_Stored items from a collection_.
--- START ---
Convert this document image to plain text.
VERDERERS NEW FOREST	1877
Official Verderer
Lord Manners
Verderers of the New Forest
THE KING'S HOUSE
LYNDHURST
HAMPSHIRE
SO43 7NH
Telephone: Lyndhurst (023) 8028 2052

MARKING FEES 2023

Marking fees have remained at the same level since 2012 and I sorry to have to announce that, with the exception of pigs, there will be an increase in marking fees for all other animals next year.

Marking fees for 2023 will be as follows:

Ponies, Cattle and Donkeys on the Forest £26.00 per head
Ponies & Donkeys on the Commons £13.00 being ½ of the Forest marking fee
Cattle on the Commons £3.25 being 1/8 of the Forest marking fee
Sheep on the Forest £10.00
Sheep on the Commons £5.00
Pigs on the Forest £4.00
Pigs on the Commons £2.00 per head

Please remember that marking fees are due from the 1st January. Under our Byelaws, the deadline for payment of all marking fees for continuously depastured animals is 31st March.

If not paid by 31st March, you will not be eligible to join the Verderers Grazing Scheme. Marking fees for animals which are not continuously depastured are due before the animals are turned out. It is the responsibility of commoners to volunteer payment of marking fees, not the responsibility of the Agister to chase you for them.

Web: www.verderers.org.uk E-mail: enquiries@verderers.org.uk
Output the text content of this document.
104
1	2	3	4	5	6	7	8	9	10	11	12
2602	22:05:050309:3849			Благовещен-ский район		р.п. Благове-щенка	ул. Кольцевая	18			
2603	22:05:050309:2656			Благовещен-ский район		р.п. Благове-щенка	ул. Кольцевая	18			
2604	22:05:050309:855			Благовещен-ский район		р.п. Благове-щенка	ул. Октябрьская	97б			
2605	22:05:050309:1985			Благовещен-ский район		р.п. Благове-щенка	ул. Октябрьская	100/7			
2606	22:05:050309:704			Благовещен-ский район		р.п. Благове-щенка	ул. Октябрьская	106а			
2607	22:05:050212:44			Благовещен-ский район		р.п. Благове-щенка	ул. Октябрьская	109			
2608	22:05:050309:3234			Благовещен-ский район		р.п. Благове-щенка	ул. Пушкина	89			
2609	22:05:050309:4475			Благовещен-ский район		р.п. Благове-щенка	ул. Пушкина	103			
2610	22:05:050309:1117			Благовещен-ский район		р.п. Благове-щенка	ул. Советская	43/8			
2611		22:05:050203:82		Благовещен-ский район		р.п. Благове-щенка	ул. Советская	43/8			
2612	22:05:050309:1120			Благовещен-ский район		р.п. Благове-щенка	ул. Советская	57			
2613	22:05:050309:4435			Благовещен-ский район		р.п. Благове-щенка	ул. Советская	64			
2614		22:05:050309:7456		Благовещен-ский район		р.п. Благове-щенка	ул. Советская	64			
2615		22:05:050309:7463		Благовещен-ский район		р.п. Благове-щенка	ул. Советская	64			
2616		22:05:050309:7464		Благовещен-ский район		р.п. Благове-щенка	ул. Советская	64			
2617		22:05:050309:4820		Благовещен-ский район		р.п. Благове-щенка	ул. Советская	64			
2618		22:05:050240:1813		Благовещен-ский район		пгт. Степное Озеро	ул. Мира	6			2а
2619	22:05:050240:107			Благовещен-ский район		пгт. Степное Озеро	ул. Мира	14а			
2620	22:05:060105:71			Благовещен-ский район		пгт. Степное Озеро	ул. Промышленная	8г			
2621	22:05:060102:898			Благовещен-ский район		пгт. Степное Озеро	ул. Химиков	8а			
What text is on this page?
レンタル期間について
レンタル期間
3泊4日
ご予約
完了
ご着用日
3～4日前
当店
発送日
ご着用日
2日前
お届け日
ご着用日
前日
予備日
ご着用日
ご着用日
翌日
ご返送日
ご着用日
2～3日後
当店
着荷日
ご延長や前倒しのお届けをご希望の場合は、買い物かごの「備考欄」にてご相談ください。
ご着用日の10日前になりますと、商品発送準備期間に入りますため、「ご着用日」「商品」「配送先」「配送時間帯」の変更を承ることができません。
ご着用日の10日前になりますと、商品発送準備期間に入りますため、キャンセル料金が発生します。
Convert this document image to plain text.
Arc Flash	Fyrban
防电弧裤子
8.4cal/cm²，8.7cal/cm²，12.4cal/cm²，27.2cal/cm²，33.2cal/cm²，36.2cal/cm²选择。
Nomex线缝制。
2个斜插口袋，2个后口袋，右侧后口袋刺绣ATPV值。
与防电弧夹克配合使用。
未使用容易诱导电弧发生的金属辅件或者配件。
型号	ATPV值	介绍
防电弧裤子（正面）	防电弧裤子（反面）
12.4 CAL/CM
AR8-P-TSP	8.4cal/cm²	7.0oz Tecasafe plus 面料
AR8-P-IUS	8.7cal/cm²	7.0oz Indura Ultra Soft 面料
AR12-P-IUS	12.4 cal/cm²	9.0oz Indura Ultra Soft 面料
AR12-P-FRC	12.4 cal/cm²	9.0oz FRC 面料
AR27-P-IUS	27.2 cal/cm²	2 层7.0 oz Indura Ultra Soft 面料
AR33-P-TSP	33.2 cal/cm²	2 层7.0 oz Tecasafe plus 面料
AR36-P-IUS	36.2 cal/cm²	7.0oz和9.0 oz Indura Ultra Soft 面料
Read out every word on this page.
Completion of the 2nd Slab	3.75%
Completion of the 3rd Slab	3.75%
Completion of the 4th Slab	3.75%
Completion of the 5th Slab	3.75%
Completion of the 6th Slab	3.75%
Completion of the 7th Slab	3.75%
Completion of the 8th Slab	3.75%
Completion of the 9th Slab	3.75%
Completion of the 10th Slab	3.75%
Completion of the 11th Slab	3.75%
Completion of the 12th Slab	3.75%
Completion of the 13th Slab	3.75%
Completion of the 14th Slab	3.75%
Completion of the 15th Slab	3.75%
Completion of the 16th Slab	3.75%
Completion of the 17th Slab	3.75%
--- END ---
_PROBLEM REQUIREMENTS_.
Repeat every entry word for word.

_OUTPUT FOR THIS TASK_.
Convert this document image to plain text.
VERDERERS NEW FOREST	1877
Official Verderer
Lord Manners
Verderers of the New Forest
THE KING'S HOUSE
LYNDHURST
HAMPSHIRE
SO43 7NH
Telephone: Lyndhurst (023) 8028 2052

MARKING FEES 2023

Marking fees have remained at the same level since 2012 and I sorry to have to announce that, with the exception of pigs, there will be an increase in marking fees for all other animals next year.

Marking fees for 2023 will be as follows:

Ponies, Cattle and Donkeys on the Forest £26.00 per head
Ponies & Donkeys on the Commons £13.00 being ½ of the Forest marking fee
Cattle on the Commons £3.25 being 1/8 of the Forest marking fee
Sheep on the Forest £10.00
Sheep on the Commons £5.00
Pigs on the Forest £4.00
Pigs on the Commons £2.00 per head

Please remember that marking fees are due from the 1st January. Under our Byelaws, the deadline for payment of all marking fees for continuously depastured animals is 31st March.

If not paid by 31st March, you will not be eligible to join the Verderers Grazing Scheme. Marking fees for animals which are not continuously depastured are due before the animals are turned out. It is the responsibility of commoners to volunteer payment of marking fees, not the responsibility of the Agister to chase you for them.

Web: www.verderers.org.uk E-mail: enquiries@verderers.org.uk
Output the text content of this document.
104
1	2	3	4	5	6	7	8	9	10	11	12
2602	22:05:050309:3849			Благовещен-ский район		р.п. Благове-щенка	ул. Кольцевая	18			
2603	22:05:050309:2656			Благовещен-ский район		р.п. Благове-щенка	ул. Кольцевая	18			
2604	22:05:050309:855			Благовещен-ский район		р.п. Благове-щенка	ул. Октябрьская	97б			
2605	22:05:050309:1985			Благовещен-ский район		р.п. Благове-щенка	ул. Октябрьская	100/7			
2606	22:05:050309:704			Благовещен-ский район		р.п. Благове-щенка	ул. Октябрьская	106а			
2607	22:05:050212:44			Благовещен-ский район		р.п. Благове-щенка	ул. Октябрьская	109			
2608	22:05:050309:3234			Благовещен-ский район		р.п. Благове-щенка	ул. Пушкина	89			
2609	22:05:050309:4475			Благовещен-ский район		р.п. Благове-щенка	ул. Пушкина	103			
2610	22:05:050309:1117			Благовещен-ский район		р.п. Благове-щенка	ул. Советская	43/8			
2611		22:05:050203:82		Благовещен-ский район		р.п. Благове-щенка	ул. Советская	43/8			
2612	22:05:050309:1120			Благовещен-ский район		р.п. Благове-щенка	ул. Советская	57			
2613	22:05:050309:4435			Благовещен-ский район		р.п. Благове-щенка	ул. Советская	64			
2614		22:05:050309:7456		Благовещен-ский район		р.п. Благове-щенка	ул. Советская	64			
2615		22:05:050309:7463		Благовещен-ский район		р.п. Благове-щенка	ул. Советская	64			
2616		22:05:050309:7464		Благовещен-ский район		р.п. Благове-щенка	ул. Советская	64			
2617		22:05:050309:4820		Благовещен-ский район		р.п. Благове-щенка	ул. Советская	64			
2618		22:05:050240:1813		Благовещен-ский район		пгт. Степное Озеро	ул. Мира	6			2а
2619	22:05:050240:107			Благовещен-ский район		пгт. Степное Озеро	ул. Мира	14а			
2620	22:05:060105:71			Благовещен-ский район		пгт. Степное Озеро	ул. Промышленная	8г			
2621	22:05:060102:898			Благовещен-ский район		пгт. Степное Озеро	ул. Химиков	8а			
What text is on this page?
レンタル期間について
レンタル期間
3泊4日
ご予約
完了
ご着用日
3～4日前
当店
発送日
ご着用日
2日前
お届け日
ご着用日
前日
予備日
ご着用日
ご着用日
翌日
ご返送日
ご着用日
2～3日後
当店
着荷日
ご延長や前倒しのお届けをご希望の場合は、買い物かごの「備考欄」にてご相談ください。
ご着用日の10日前になりますと、商品発送準備期間に入りますため、「ご着用日」「商品」「配送先」「配送時間帯」の変更を承ることができません。
ご着用日の10日前になりますと、商品発送準備期間に入りますため、キャンセル料金が発生します。
Convert this document image to plain text.
Arc Flash	Fyrban
防电弧裤子
8.4cal/cm²，8.7cal/cm²，12.4cal/cm²，27.2cal/cm²，33.2cal/cm²，36.2cal/cm²选择。
Nomex线缝制。
2个斜插口袋，2个后口袋，右侧后口袋刺绣ATPV值。
与防电弧夹克配合使用。
未使用容易诱导电弧发生的金属辅件或者配件。
型号	ATPV值	介绍
防电弧裤子（正面）	防电弧裤子（反面）
12.4 CAL/CM
AR8-P-TSP	8.4cal/cm²	7.0oz Tecasafe plus 面料
AR8-P-IUS	8.7cal/cm²	7.0oz Indura Ultra Soft 面料
AR12-P-IUS	12.4 cal/cm²	9.0oz Indura Ultra Soft 面料
AR12-P-FRC	12.4 cal/cm²	9.0oz FRC 面料
AR27-P-IUS	27.2 cal/cm²	2 层7.0 oz Indura Ultra Soft 面料
AR33-P-TSP	33.2 cal/cm²	2 层7.0 oz Tecasafe plus 面料
AR36-P-IUS	36.2 cal/cm²	7.0oz和9.0 oz Indura Ultra Soft 面料
Read out every word on this page.
Completion of the 2nd Slab	3.75%
Completion of the 3rd Slab	3.75%
Completion of the 4th Slab	3.75%
Completion of the 5th Slab	3.75%
Completion of the 6th Slab	3.75%
Completion of the 7th Slab	3.75%
Completion of the 8th Slab	3.75%
Completion of the 9th Slab	3.75%
Completion of the 10th Slab	3.75%
Completion of the 11th Slab	3.75%
Completion of the 12th Slab	3.75%
Completion of the 13th Slab	3.75%
Completion of the 14th Slab	3.75%
Completion of the 15th Slab	3.75%
Completion of the 16th Slab	3.75%
Completion of the 17th Slab	3.75%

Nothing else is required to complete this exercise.